*Try it*
Resume the article below on brand cause marketing during the holidays, continuing from the point at which it stops.

Segment Start: Provided passage

Looking Good While Doing Good: Cause Marketing and the Holidays

Many brands give back to their favorite causes during the holidays. WestJet and UPS explain how companies can generate goodwill while sharing their good deeds.

‘Tis the season to be charitable, but how can brands publicize their good deeds without appearing self-serving?

During the holidays, many brands pull double duty by creating compelling video content while also giving to good causes. Two of this year’s most successful holiday cause marketing videos came from WestJet Air, a Canadian airline, and UPS.

WestJet created an online video, featuring employees delivering Christmas gifts to an impoverished village in the Dominican Republic. The video has already received 2.7 million views. A week ago, UPS launched its “Your Wishes Delivered” campaign, in which customers tweeted “wishes” at the company and UPS delivered gifts to customers in need. The first video, which featured a little boy becoming a UPS driver for a day, has almost 2 million views.

Susan Rosenberg, director of public relations for UPS, says that the “Your Wishes Delivered” campaign both gives back to deserving customers and builds trust in the brand at the holidays — a crucial time for a shipping company.

“[Customers] see our drivers in familiar brown trucks in their neighborhoods more at the holidays and I think there’s a natural affinity at this time of year for our drivers because they are shipping holiday gifts,” Rosenberg says.

According to Jean Spencer, content marketing manager of Kapost, cause marketing and the holidays go hand-in-hand because consumers are already thinking about giving, and they are most likely to connect with brands that are in the charitable spirit as well.

“The whole cause marketing realm is pretty interesting because consumers can feel like they’re upholding the values and traditions of the holidays,” Spencer says. “The holidays are the time for cause marketing because the consumer is coming from this position of ‘Oh I want to be giving, and not just giving to my family.'”

In 2014, 62 percent of shoppers believed that it was important to buy goods from charitable companies, according to a recent poll from Good.Must.Grow, a social responsibility marketing consultancy. Additionally, 84 percent of social media users share content as a way to raise awareness for issues they care about, according to an infographic from Go-Gulf.

social-concisousness-infographic

But simply writing a check to charity in the age of social media isn’t enough. Brands must find ways to give at the holidays that remain brand-centered, though brands that rely too heavily on cause marketing can sometimes face backlash for using needy people as marketing tools. TOMS shoes, for example, has been plagued for years by critics who claim the company’s charitable “one for one” model of giving one pair of shoes to an impoverished village for every pair sold actually hurts local economies by taking business from local vendors.

Segment End: Provided passage
Segment Start: Entries provided

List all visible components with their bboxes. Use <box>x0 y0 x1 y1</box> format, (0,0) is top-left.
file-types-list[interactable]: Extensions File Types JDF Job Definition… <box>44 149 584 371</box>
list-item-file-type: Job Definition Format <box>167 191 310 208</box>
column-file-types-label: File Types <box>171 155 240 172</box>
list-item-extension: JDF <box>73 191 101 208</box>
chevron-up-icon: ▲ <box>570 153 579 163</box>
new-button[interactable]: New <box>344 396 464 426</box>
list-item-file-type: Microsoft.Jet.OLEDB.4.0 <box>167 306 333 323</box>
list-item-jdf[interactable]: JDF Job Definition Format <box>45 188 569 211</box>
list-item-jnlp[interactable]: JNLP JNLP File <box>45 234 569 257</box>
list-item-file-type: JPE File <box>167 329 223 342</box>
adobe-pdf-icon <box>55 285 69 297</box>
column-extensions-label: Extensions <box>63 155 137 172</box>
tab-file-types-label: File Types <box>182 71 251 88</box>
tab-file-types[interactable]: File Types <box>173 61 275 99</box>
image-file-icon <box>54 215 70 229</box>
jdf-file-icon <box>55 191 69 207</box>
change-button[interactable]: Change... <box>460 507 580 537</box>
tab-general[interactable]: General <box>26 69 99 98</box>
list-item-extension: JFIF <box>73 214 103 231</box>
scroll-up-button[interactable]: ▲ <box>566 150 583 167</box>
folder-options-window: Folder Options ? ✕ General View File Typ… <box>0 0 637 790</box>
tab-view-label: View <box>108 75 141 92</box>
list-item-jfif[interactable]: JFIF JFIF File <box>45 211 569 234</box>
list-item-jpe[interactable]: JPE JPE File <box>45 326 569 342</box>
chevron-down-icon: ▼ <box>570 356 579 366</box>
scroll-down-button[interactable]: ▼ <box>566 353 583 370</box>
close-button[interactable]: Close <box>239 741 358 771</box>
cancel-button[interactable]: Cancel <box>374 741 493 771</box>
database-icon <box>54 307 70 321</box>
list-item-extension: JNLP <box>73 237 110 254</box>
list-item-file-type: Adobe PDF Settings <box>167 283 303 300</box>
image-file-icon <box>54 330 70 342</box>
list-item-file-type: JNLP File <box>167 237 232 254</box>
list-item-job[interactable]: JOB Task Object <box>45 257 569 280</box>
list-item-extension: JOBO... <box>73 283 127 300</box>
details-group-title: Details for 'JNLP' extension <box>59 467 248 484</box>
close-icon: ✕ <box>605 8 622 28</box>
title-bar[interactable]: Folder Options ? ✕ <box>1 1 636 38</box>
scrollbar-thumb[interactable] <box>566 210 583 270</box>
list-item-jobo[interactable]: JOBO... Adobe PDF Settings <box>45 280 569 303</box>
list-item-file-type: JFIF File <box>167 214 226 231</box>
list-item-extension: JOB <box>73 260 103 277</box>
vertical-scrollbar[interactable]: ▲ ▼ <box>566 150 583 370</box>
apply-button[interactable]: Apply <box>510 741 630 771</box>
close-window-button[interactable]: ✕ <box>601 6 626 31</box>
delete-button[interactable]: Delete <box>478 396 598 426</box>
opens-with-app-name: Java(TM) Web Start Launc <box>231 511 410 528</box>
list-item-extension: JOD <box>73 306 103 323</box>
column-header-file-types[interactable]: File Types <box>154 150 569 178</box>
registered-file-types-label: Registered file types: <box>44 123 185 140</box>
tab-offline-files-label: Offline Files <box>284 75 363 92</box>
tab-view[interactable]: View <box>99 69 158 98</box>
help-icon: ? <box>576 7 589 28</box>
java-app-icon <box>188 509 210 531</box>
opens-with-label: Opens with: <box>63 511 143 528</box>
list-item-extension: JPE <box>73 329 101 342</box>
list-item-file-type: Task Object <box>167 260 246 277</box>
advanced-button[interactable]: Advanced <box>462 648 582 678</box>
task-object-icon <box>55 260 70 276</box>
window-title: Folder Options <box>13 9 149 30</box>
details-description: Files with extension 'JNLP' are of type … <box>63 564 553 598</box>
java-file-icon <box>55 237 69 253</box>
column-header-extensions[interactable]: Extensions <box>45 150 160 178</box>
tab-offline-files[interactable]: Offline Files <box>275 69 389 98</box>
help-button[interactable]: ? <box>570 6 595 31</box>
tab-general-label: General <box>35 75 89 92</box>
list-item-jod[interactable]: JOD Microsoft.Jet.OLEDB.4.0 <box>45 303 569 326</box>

Segment End: Entries provided

*Expected answer*
“I think it’s fair to say that we live these days in a society that has a cynical element to it. Some people look at genuine efforts to do good and they don’t believe it,” says Robert Palmer, public relations director at WestJet. “They believe it’s disingenuous.”

One way to counteract consumers’ natural skepticism of charitable brands, according to Spencer, is to keep being sincere in charitable efforts. For example, one way that TOMS could have rehabilitated its image after National Public Radio, among others, questioned its giving practices, would have been to adapt to that criticism and attempt to grow from it.

“If you’re going to be doing a giving style business, you really have to be genuine and back those claims,” Spencer says. “When TOMS hit the scene and said they were going to donate shoes, that was a really unique and new idea; people liked it because it was a new way of thinking about giving. But now there’s kind of a bitter attitude toward it. It’s up to TOMS to keep reinventing and recalibrating the way that they’re going to give if their goal is to really be a giving company, they have to stay genuine.”

The main way that brands can use cause marketing to give back while reinforcing their brand’s message is to make content sharable. If consumers feel good about a brand’s efforts, they’re going to want to pass it along, says Spencer.

“Consumers choose companies that have charitable incentives, because they get to kind of flaunt that on social media and say ‘Hey, I’m making this giving choice and I may be spending more money, but hey, I’m doing extra and supporting a cause,'” she says. “That’s an easy way for people to showcase the things they value and the things they love in their lives. And then [the cause] spreads organically.”